_SOURCE DATA_:

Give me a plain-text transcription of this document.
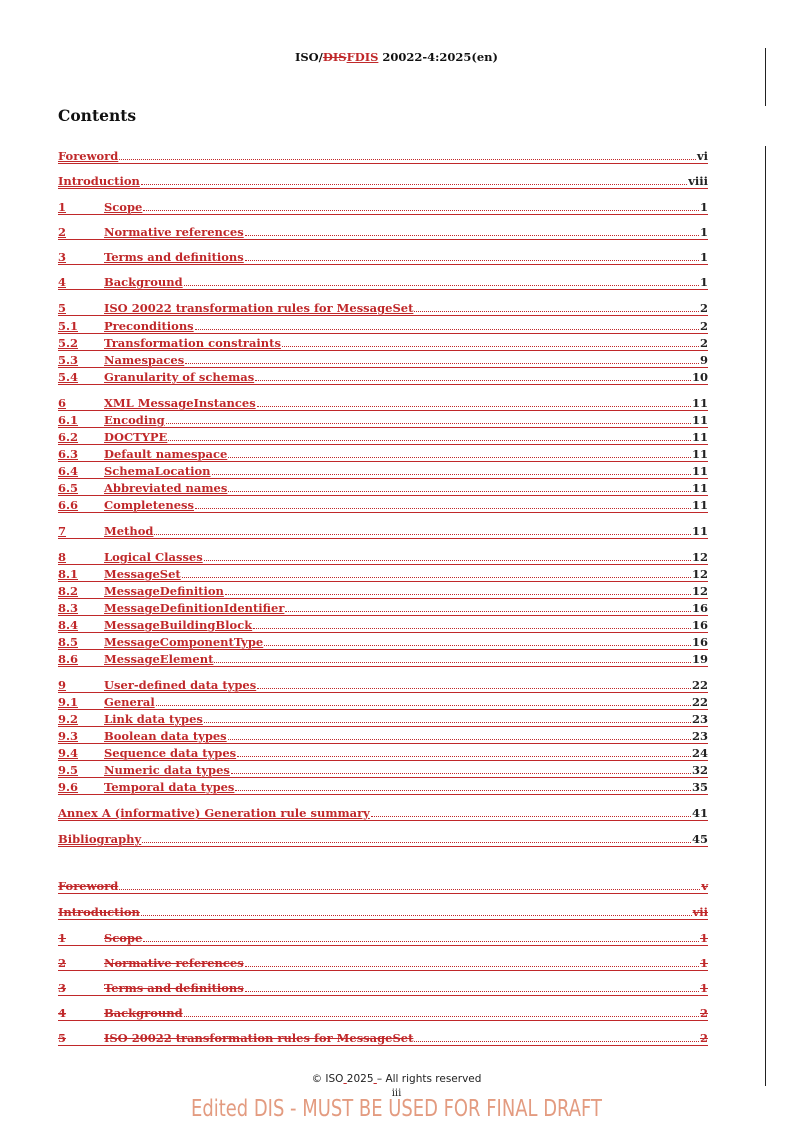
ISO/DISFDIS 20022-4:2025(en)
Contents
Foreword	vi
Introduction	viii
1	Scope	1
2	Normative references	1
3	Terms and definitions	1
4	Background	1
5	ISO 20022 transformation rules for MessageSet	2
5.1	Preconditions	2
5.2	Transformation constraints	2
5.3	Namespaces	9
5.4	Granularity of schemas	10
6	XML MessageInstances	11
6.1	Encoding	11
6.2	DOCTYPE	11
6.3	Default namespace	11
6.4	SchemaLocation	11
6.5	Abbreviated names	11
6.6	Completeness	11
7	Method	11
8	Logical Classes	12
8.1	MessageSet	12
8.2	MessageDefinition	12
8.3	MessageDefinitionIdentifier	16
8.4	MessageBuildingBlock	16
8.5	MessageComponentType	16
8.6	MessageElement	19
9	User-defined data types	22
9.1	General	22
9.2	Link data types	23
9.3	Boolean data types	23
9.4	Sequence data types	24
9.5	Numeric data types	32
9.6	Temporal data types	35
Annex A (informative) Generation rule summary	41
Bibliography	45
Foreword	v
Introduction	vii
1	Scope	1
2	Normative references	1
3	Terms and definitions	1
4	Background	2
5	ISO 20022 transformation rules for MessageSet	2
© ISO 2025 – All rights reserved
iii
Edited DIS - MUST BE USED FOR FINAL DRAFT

_AIM_: Reproduce all entries exactly. Pictures do not belong in the copy.

_ANSWER FOR THE TASK_:
Give me a plain-text transcription of this document.
ISO/DISFDIS 20022-4:2025(en)
Contents
Foreword	vi
Introduction	viii
1	Scope	1
2	Normative references	1
3	Terms and definitions	1
4	Background	1
5	ISO 20022 transformation rules for MessageSet	2
5.1	Preconditions	2
5.2	Transformation constraints	2
5.3	Namespaces	9
5.4	Granularity of schemas	10
6	XML MessageInstances	11
6.1	Encoding	11
6.2	DOCTYPE	11
6.3	Default namespace	11
6.4	SchemaLocation	11
6.5	Abbreviated names	11
6.6	Completeness	11
7	Method	11
8	Logical Classes	12
8.1	MessageSet	12
8.2	MessageDefinition	12
8.3	MessageDefinitionIdentifier	16
8.4	MessageBuildingBlock	16
8.5	MessageComponentType	16
8.6	MessageElement	19
9	User-defined data types	22
9.1	General	22
9.2	Link data types	23
9.3	Boolean data types	23
9.4	Sequence data types	24
9.5	Numeric data types	32
9.6	Temporal data types	35
Annex A (informative) Generation rule summary	41
Bibliography	45
Foreword	v
Introduction	vii
1	Scope	1
2	Normative references	1
3	Terms and definitions	1
4	Background	2
5	ISO 20022 transformation rules for MessageSet	2
© ISO 2025 – All rights reserved
iii
Edited DIS - MUST BE USED FOR FINAL DRAFT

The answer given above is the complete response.